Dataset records
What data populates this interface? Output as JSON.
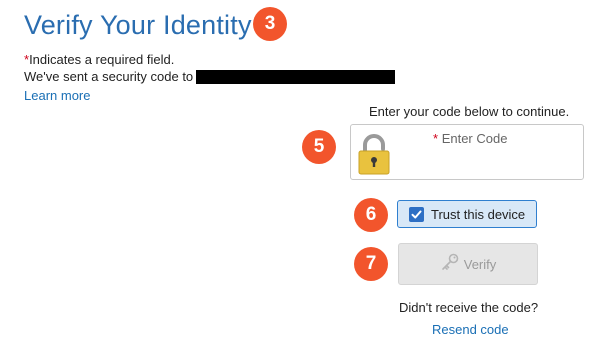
{
  "header": {
    "title": "Verify Your Identity",
    "step_badge": "3"
  },
  "intro": {
    "required_star": "*",
    "required_note": "Indicates a required field.",
    "sent_text": "We've sent a security code to",
    "learn_more": "Learn more"
  },
  "code_entry": {
    "instruction": "Enter your code below to continue.",
    "step_badge": "5",
    "required_star": "*",
    "field_label": "Enter Code",
    "field_value": "",
    "icon": "padlock-icon"
  },
  "trust": {
    "step_badge": "6",
    "label": "Trust this device",
    "checked": true
  },
  "verify": {
    "step_badge": "7",
    "label": "Verify",
    "icon": "key-icon",
    "enabled": false
  },
  "resend": {
    "prompt": "Didn't receive the code?",
    "link": "Resend code"
  },
  "colors": {
    "title": "#2a6db0",
    "link": "#1a6fb5",
    "badge": "#f2552c",
    "required": "#d0021b",
    "checkbox": "#2d6fc4",
    "trust_bg": "#d8e8f7",
    "button_disabled": "#e6e6e6"
  }
}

EXERCISE BRIEF
Gather each line in the data that holds the string "this".

OUTPUT
What data populates this interface? Output as JSON.
    "label": "Trust this device",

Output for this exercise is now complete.